## Goal of the exercise
From the listing below, extract each line containing the string "ffffff".

Figure collection entries:
[start]
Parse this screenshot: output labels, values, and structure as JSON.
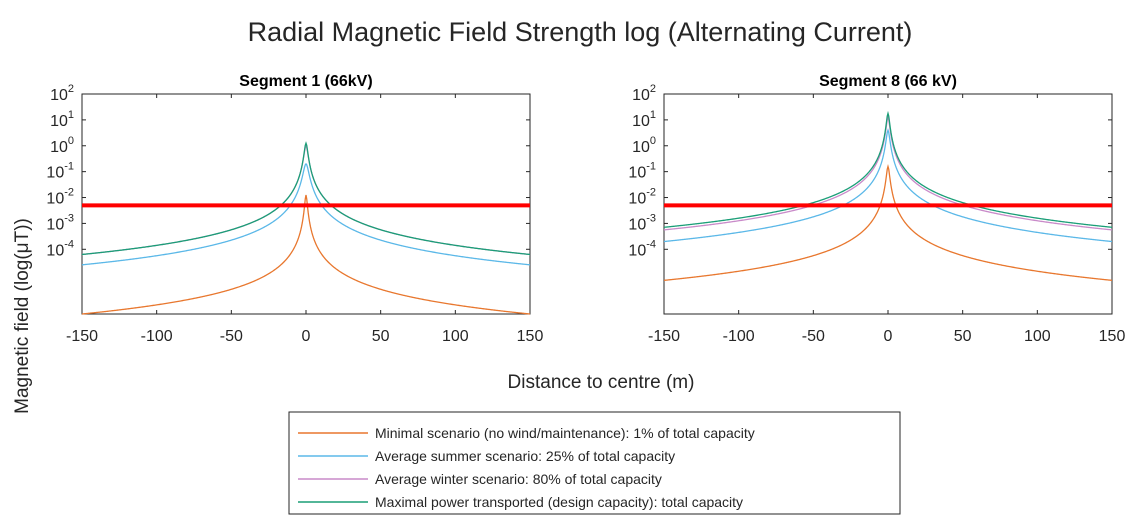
{
  "figure": {
    "title": "Radial Magnetic Field Strength log (Alternating Current)",
    "xlabel": "Distance to centre (m)",
    "ylabel": "Magnetic field (log(μT))"
  },
  "legend": {
    "placement": "bottom-center",
    "entries": [
      {
        "label": "Minimal scenario (no wind/maintenance): 1% of total capacity",
        "color": "#e8772e"
      },
      {
        "label": "Average summer scenario: 25% of total capacity",
        "color": "#5bb8e8"
      },
      {
        "label": "Average winter scenario: 80% of total capacity",
        "color": "#c98ac9"
      },
      {
        "label": "Maximal power transported (design capacity): total capacity",
        "color": "#1a9e77"
      }
    ]
  },
  "chart_data": [
    {
      "type": "line",
      "title": "Segment 1 (66kV)",
      "yscale": "log",
      "xlim": [
        -150,
        150
      ],
      "ylim_log10": [
        -6.5,
        2
      ],
      "x_ticks": [
        "-150",
        "-100",
        "-50",
        "0",
        "50",
        "100",
        "150"
      ],
      "y_ticks": [
        {
          "base": "10",
          "exp": "2"
        },
        {
          "base": "10",
          "exp": "1"
        },
        {
          "base": "10",
          "exp": "0"
        },
        {
          "base": "10",
          "exp": "-1"
        },
        {
          "base": "10",
          "exp": "-2"
        },
        {
          "base": "10",
          "exp": "-3"
        },
        {
          "base": "10",
          "exp": "-4"
        }
      ],
      "threshold": {
        "value": 0.005,
        "color": "#ff0000"
      },
      "series": [
        {
          "name": "Minimal scenario (no wind/maintenance): 1% of total capacity",
          "color": "#e8772e",
          "peak_log10": -1.9,
          "edge_log10": -6.5
        },
        {
          "name": "Average summer scenario: 25% of total capacity",
          "color": "#5bb8e8",
          "peak_log10": -0.7,
          "edge_log10": -4.6
        },
        {
          "name": "Average winter scenario: 80% of total capacity",
          "color": "#c98ac9",
          "peak_log10": 0.0,
          "edge_log10": -4.2
        },
        {
          "name": "Maximal power transported (design capacity): total capacity",
          "color": "#1a9e77",
          "peak_log10": 0.1,
          "edge_log10": -4.2
        }
      ]
    },
    {
      "type": "line",
      "title": "Segment 8 (66 kV)",
      "yscale": "log",
      "xlim": [
        -150,
        150
      ],
      "ylim_log10": [
        -6.5,
        2
      ],
      "x_ticks": [
        "-150",
        "-100",
        "-50",
        "0",
        "50",
        "100",
        "150"
      ],
      "y_ticks": [
        {
          "base": "10",
          "exp": "2"
        },
        {
          "base": "10",
          "exp": "1"
        },
        {
          "base": "10",
          "exp": "0"
        },
        {
          "base": "10",
          "exp": "-1"
        },
        {
          "base": "10",
          "exp": "-2"
        },
        {
          "base": "10",
          "exp": "-3"
        },
        {
          "base": "10",
          "exp": "-4"
        }
      ],
      "threshold": {
        "value": 0.005,
        "color": "#ff0000"
      },
      "series": [
        {
          "name": "Minimal scenario (no wind/maintenance): 1% of total capacity",
          "color": "#e8772e",
          "peak_log10": -0.8,
          "edge_log10": -5.2
        },
        {
          "name": "Average summer scenario: 25% of total capacity",
          "color": "#5bb8e8",
          "peak_log10": 0.6,
          "edge_log10": -3.7
        },
        {
          "name": "Average winter scenario: 80% of total capacity",
          "color": "#c98ac9",
          "peak_log10": 1.1,
          "edge_log10": -3.25
        },
        {
          "name": "Maximal power transported (design capacity): total capacity",
          "color": "#1a9e77",
          "peak_log10": 1.25,
          "edge_log10": -3.15
        }
      ]
    }
  ]
}
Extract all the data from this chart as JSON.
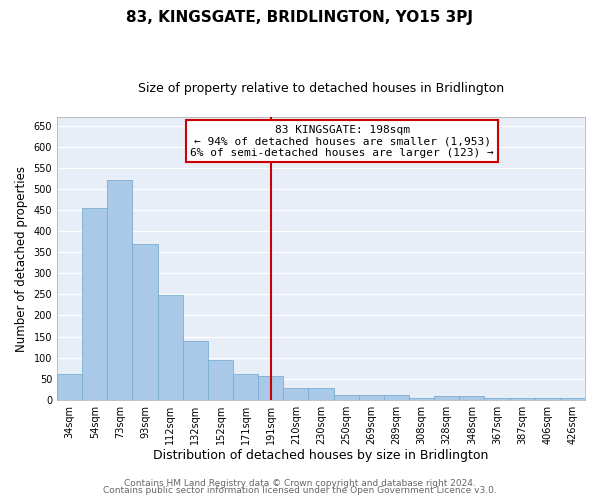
{
  "title": "83, KINGSGATE, BRIDLINGTON, YO15 3PJ",
  "subtitle": "Size of property relative to detached houses in Bridlington",
  "xlabel": "Distribution of detached houses by size in Bridlington",
  "ylabel": "Number of detached properties",
  "bar_labels": [
    "34sqm",
    "54sqm",
    "73sqm",
    "93sqm",
    "112sqm",
    "132sqm",
    "152sqm",
    "171sqm",
    "191sqm",
    "210sqm",
    "230sqm",
    "250sqm",
    "269sqm",
    "289sqm",
    "308sqm",
    "328sqm",
    "348sqm",
    "367sqm",
    "387sqm",
    "406sqm",
    "426sqm"
  ],
  "bar_values": [
    62,
    455,
    522,
    370,
    248,
    140,
    94,
    62,
    57,
    28,
    28,
    10,
    10,
    12,
    5,
    8,
    8,
    5,
    5,
    3,
    3
  ],
  "bar_color": "#aac9e8",
  "bar_edge_color": "#7aaed0",
  "vline_x_idx": 8,
  "vline_color": "#cc0000",
  "annotation_title": "83 KINGSGATE: 198sqm",
  "annotation_line1": "← 94% of detached houses are smaller (1,953)",
  "annotation_line2": "6% of semi-detached houses are larger (123) →",
  "annotation_box_color": "#ffffff",
  "annotation_box_edge": "#cc0000",
  "ylim": [
    0,
    670
  ],
  "yticks": [
    0,
    50,
    100,
    150,
    200,
    250,
    300,
    350,
    400,
    450,
    500,
    550,
    600,
    650
  ],
  "footer1": "Contains HM Land Registry data © Crown copyright and database right 2024.",
  "footer2": "Contains public sector information licensed under the Open Government Licence v3.0.",
  "plot_bg_color": "#e8eef8",
  "fig_bg_color": "#ffffff",
  "grid_color": "#ffffff",
  "title_fontsize": 11,
  "subtitle_fontsize": 9,
  "xlabel_fontsize": 9,
  "ylabel_fontsize": 8.5,
  "tick_fontsize": 7,
  "annotation_fontsize": 8,
  "footer_fontsize": 6.5
}
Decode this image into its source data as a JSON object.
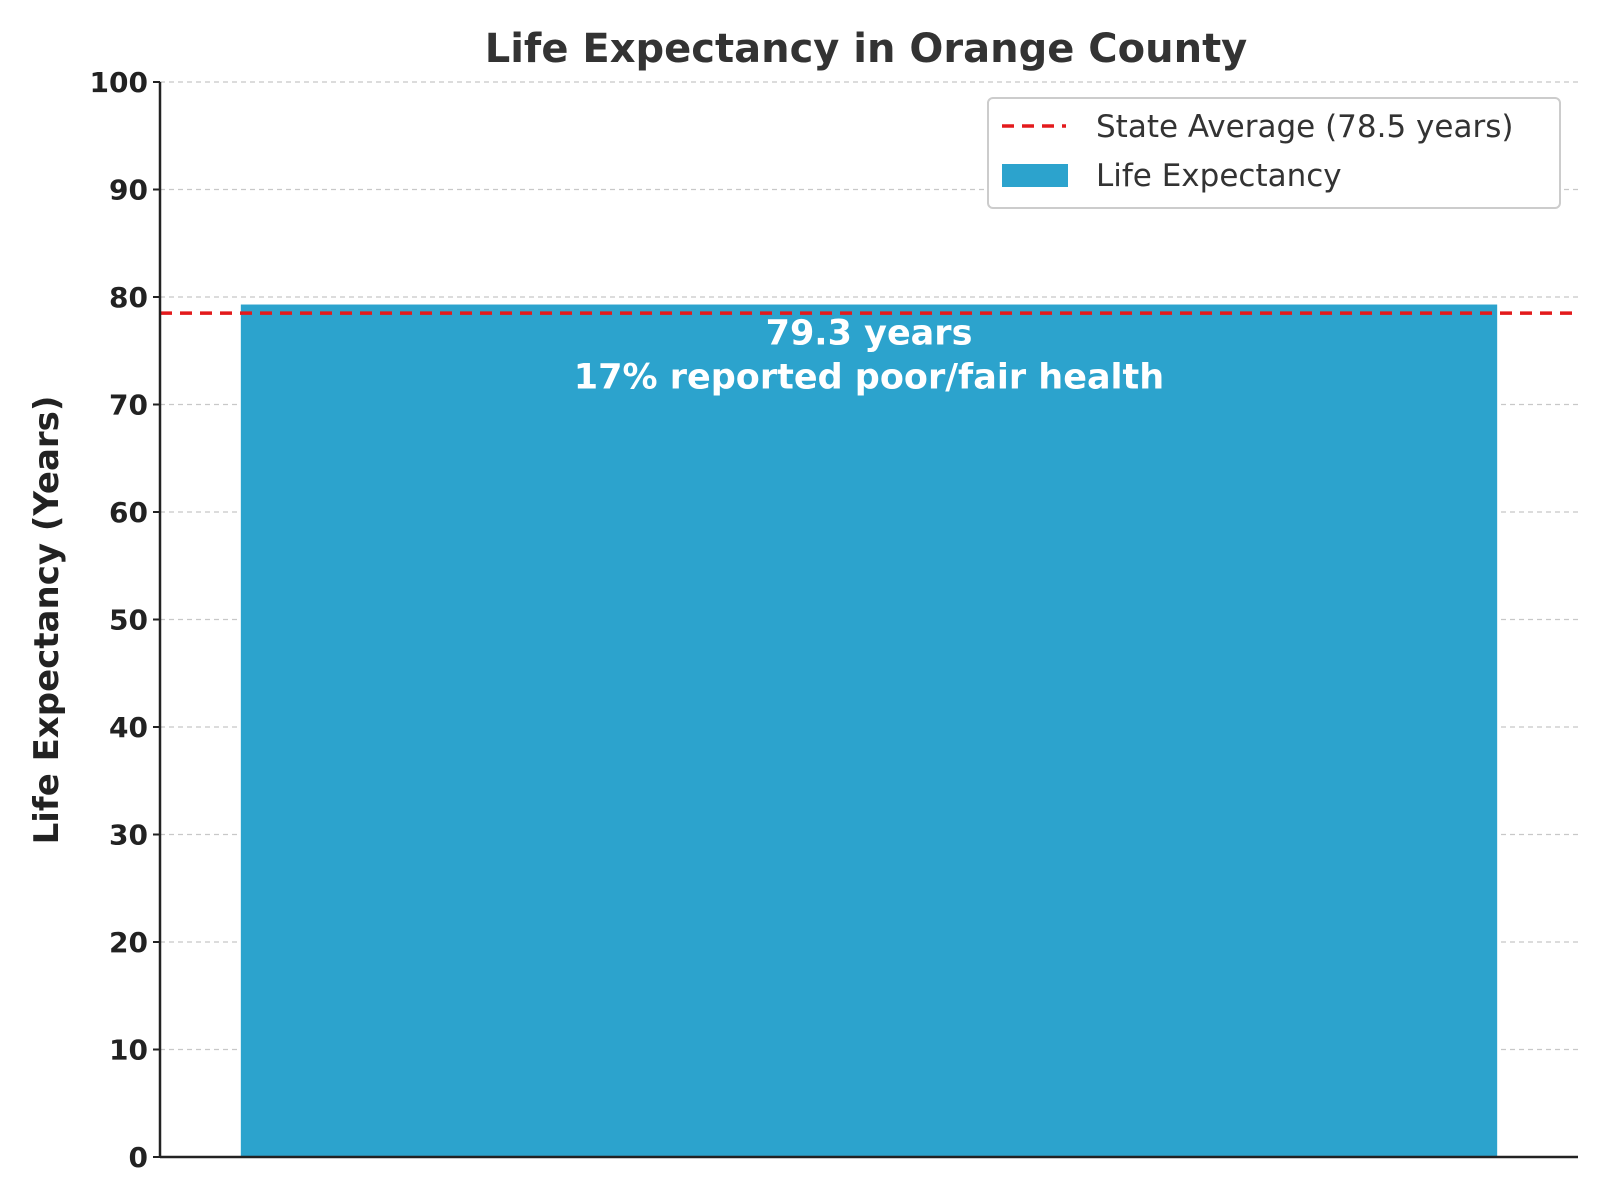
{
  "chart_data": {
    "type": "bar",
    "title": "Life Expectancy in Orange County",
    "xlabel": "",
    "ylabel": "Life Expectancy (Years)",
    "ylim": [
      0,
      100
    ],
    "yticks": [
      0,
      10,
      20,
      30,
      40,
      50,
      60,
      70,
      80,
      90,
      100
    ],
    "grid": true,
    "categories": [
      ""
    ],
    "series": [
      {
        "name": "Life Expectancy",
        "values": [
          79.3
        ],
        "color": "#2ca3cd",
        "labels": [
          "79.3 years",
          "17% reported poor/fair health"
        ]
      }
    ],
    "reference_line": {
      "name": "State Average (78.5 years)",
      "value": 78.5,
      "color": "#e31a1c",
      "style": "dashed"
    },
    "legend": {
      "placement": "top-right",
      "entries": [
        "State Average (78.5 years)",
        "Life Expectancy"
      ]
    }
  }
}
[end]
## Task response
  "annotation_box_color": "#ffffff",
  "fig_bg_color": "#ffffff",
  "grid_color": "#ffffff",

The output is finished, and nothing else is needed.